● Written problem: Your task is to copy each line that has the word "logements".

● Data section:
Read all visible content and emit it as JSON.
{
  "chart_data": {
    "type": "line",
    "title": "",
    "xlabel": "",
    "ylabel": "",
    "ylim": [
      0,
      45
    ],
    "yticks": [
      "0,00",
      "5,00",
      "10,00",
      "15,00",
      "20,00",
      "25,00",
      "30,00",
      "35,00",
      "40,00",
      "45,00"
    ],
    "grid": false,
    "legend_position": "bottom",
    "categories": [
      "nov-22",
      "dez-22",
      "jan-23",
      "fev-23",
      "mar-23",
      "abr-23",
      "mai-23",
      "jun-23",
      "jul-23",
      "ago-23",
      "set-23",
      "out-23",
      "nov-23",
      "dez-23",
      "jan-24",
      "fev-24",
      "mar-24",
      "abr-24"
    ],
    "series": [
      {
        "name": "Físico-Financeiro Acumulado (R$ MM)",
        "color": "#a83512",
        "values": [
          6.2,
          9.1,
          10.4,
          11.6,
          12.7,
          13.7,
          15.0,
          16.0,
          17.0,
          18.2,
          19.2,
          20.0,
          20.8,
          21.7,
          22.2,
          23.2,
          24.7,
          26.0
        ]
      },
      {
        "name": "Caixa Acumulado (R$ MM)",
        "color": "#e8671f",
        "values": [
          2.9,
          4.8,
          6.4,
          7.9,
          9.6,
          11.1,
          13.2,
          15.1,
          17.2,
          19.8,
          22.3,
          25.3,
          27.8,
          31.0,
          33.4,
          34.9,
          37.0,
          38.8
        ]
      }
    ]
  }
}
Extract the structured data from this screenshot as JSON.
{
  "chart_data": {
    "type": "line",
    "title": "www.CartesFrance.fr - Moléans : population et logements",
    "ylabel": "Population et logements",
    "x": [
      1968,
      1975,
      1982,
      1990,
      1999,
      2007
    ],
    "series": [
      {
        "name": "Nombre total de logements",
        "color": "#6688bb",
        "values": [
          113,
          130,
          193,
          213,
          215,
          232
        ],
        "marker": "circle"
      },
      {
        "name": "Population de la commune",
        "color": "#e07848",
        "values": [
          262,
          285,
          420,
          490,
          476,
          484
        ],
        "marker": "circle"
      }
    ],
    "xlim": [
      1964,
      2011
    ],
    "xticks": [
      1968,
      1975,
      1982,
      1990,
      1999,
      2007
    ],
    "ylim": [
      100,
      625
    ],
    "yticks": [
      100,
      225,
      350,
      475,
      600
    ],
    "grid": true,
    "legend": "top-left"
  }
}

● Full response:
    "title": "www.CartesFrance.fr - Moléans : population et logements",
    "ylabel": "Population et logements",
        "name": "Nombre total de logements",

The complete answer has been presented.